# WRITTEN INSTRUCTION
Below are the records; copy each line in them that holds the word "设计蓝图".

# DATA SHOWN
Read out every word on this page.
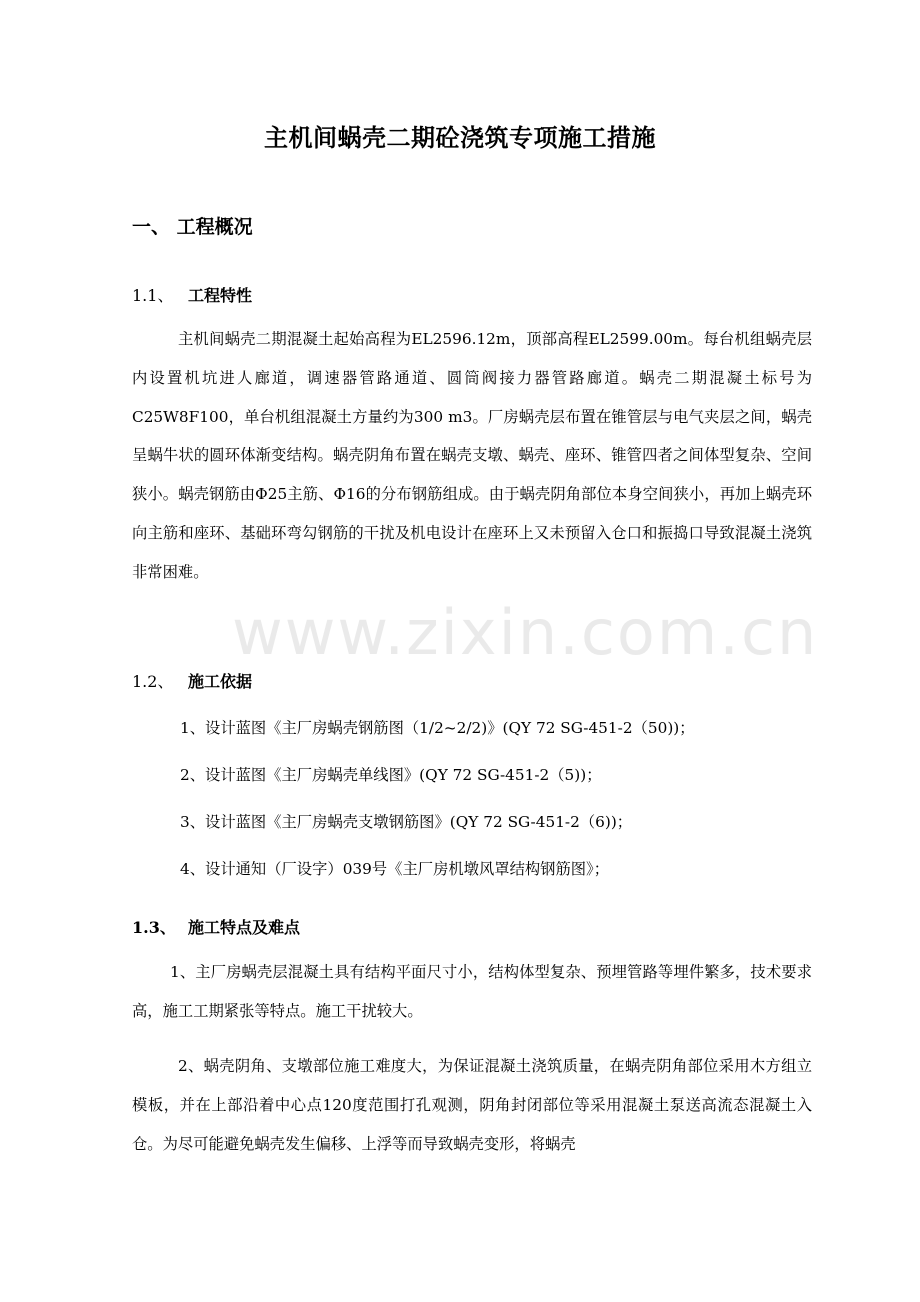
主机间蜗壳二期砼浇筑专项施工措施
一、 工程概况
1.1、 工程特性
主机间蜗壳二期混凝土起始高程为EL2596.12m，顶部高程EL2599.00m。每台机组蜗壳层内设置机坑进人廊道，调速器管路通道、圆筒阀接力器管路廊道。蜗壳二期混凝土标号为C25W8F100，单台机组混凝土方量约为300 m3。厂房蜗壳层布置在锥管层与电气夹层之间，蜗壳呈蜗牛状的圆环体渐变结构。蜗壳阴角布置在蜗壳支墩、蜗壳、座环、锥管四者之间体型复杂、空间狭小。蜗壳钢筋由Φ25主筋、Φ16的分布钢筋组成。由于蜗壳阴角部位本身空间狭小，再加上蜗壳环向主筋和座环、基础环弯勾钢筋的干扰及机电设计在座环上又未预留入仓口和振捣口导致混凝土浇筑非常困难。
1.2、 施工依据
1、设计蓝图《主厂房蜗壳钢筋图（1/2~2/2)》(QY 72 SG-451-2（50))；
2、设计蓝图《主厂房蜗壳单线图》(QY 72 SG-451-2（5))；
3、设计蓝图《主厂房蜗壳支墩钢筋图》(QY 72 SG-451-2（6))；
4、设计通知（厂设字）039号《主厂房机墩风罩结构钢筋图》；
1.3、 施工特点及难点
1、主厂房蜗壳层混凝土具有结构平面尺寸小，结构体型复杂、预埋管路等埋件繁多，技术要求高，施工工期紧张等特点。施工干扰较大。
2、蜗壳阴角、支墩部位施工难度大，为保证混凝土浇筑质量，在蜗壳阴角部位采用木方组立模板，并在上部沿着中心点120度范围打孔观测，阴角封闭部位等采用混凝土泵送高流态混凝土入仓。为尽可能避免蜗壳发生偏移、上浮等而导致蜗壳变形，将蜗壳
www.zixin.com.cn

# SOLUTION TO THIS TASK
1、设计蓝图《主厂房蜗壳钢筋图（1/2~2/2)》(QY 72 SG-451-2（50))；
2、设计蓝图《主厂房蜗壳单线图》(QY 72 SG-451-2（5))；
3、设计蓝图《主厂房蜗壳支墩钢筋图》(QY 72 SG-451-2（6))；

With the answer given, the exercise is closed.